• GIVEN PROBLEM: Resume the Legal-BERT fine-tuning notebook from the point where it stops.

• PASSAGE SHOWN:
>> begin
# Legal-BERT Fine-Tuning
This notebook fine-tunes Legal-BERT for clause classification using the LegalBench CUAD dataset.

In [None]:
from datasets import load_dataset
from transformers import BertTokenizer, BertForSequenceClassification, Trainer, TrainingArguments
from sklearn.model_selection import train_test_split
from sklearn.metrics import accuracy_score, precision_score, recall_score, f1_score
import torch
import pandas as pd
import numpy as np

Load and Preprocess Dataset

In [None]:
# Load dataset
dataset = load_dataset("nguha/legalbench", "cuad_audit_rights", trust_remote_code=True)
df = pd.DataFrame(dataset['test'])
df['cleaned_text'] = df['text'].apply(lambda x: x.strip().lower())
df['label'] = df['answer'].apply(lambda x: 1 if x.lower() == 'yes' else 0)
>> end
[Dataset records]
>> begin
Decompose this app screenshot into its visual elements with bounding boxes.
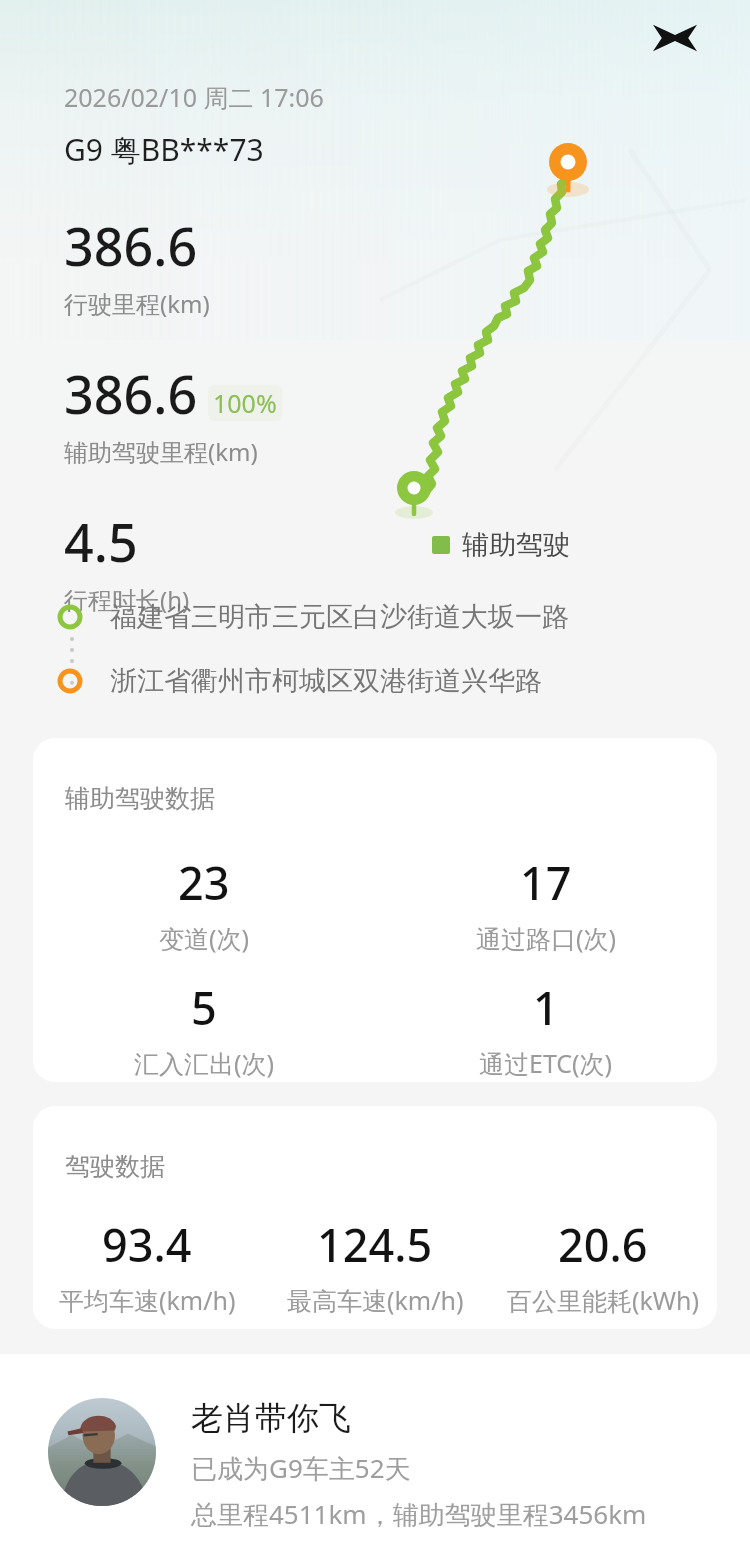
staticText: G9 粤BB***73 — [64, 129, 264, 170]
staticText: 5 — [191, 977, 217, 1038]
staticText: 2026/02/10 周二 17:06 — [64, 80, 324, 114]
staticText: 386.6 — [64, 210, 198, 281]
staticText: 辅助驾驶数据 — [65, 783, 215, 814]
staticText: 386.6 — [64, 358, 198, 429]
staticText: 汇入汇出(次) — [134, 1046, 275, 1080]
button[interactable]: 23 — [33, 852, 375, 955]
button[interactable]: 老肖带你飞 — [0, 1354, 750, 1542]
staticText: 23 — [178, 852, 230, 913]
button[interactable]: 5 — [33, 977, 375, 1080]
staticText: 驾驶数据 — [65, 1151, 165, 1182]
staticText: 行程时长(h) — [64, 583, 190, 616]
staticText: 最高车速(km/h) — [287, 1283, 464, 1317]
staticText: 行驶里程(km) — [64, 287, 210, 320]
staticText: 变道(次) — [159, 921, 250, 955]
button[interactable]: 124.5 — [261, 1214, 489, 1317]
staticText: 平均车速(km/h) — [59, 1283, 236, 1317]
staticText: 124.5 — [317, 1214, 433, 1275]
staticText: 辅助驾驶 — [462, 528, 570, 562]
staticText: 辅助驾驶里程(km) — [64, 435, 258, 468]
staticText: 浙江省衢州市柯城区双港街道兴华路 — [110, 664, 542, 698]
staticText: 福建省三明市三元区白沙街道大坂一路 — [110, 600, 569, 634]
staticText: 20.6 — [558, 1214, 648, 1275]
button[interactable]: XPeng logo — [645, 8, 705, 68]
staticText: 通过ETC(次) — [479, 1046, 613, 1080]
staticText: 通过路口(次) — [476, 921, 617, 955]
staticText: 百公里能耗(kWh) — [507, 1283, 700, 1317]
button[interactable]: 93.4 — [33, 1214, 261, 1317]
staticText: 93.4 — [102, 1214, 192, 1275]
staticText: 4.5 — [64, 506, 138, 577]
staticText: 1 — [533, 977, 559, 1038]
button[interactable]: 1 — [375, 977, 717, 1080]
staticText: 已成为G9车主52天 — [191, 1450, 411, 1486]
button[interactable]: 17 — [375, 852, 717, 955]
button[interactable]: 20.6 — [489, 1214, 717, 1317]
button[interactable]: 辅助驾驶数据 — [33, 738, 717, 1082]
staticText: 100% — [213, 386, 277, 420]
staticText: 17 — [520, 852, 572, 913]
staticText: 老肖带你飞 — [191, 1398, 351, 1438]
staticText: 总里程4511km，辅助驾驶里程3456km — [191, 1496, 647, 1532]
button[interactable]: 驾驶数据 — [33, 1106, 717, 1329]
>> end
• REPLY TO THE TASK:
# Split data
train_data, test_data = train_test_split(df, test_size=0.2, stratify=df['label'], random_state=42)
train_texts, val_texts, train_labels, val_labels = train_test_split(
    train_data['cleaned_text'], train_data['label'], test_size=0.2, stratify=train_data['label'], random_state=42
)

Initialize Tokenizer and Model

In [None]:
# Initialize tokenizer and model
tokenizer = BertTokenizer.from_pretrained('nlpaueb/legal-bert-base-uncased')
model = BertForSequenceClassification.from_pretrained('nlpaueb/legal-bert-base-uncased', num_labels=2)
device = torch.device('cuda' if torch.cuda.is_available() else 'cpu')
model.to(device)

# Tokenize data
train_encodings = tokenizer(train_texts.tolist(), truncation=True, padding=True, max_length=512)
val_encodings = tokenizer(val_texts.tolist(), truncation=True, padding=True, max_length=512)
train_labels = torch.tensor(train_labels.tolist())
val_labels = torch.tensor(val_labels.tolist())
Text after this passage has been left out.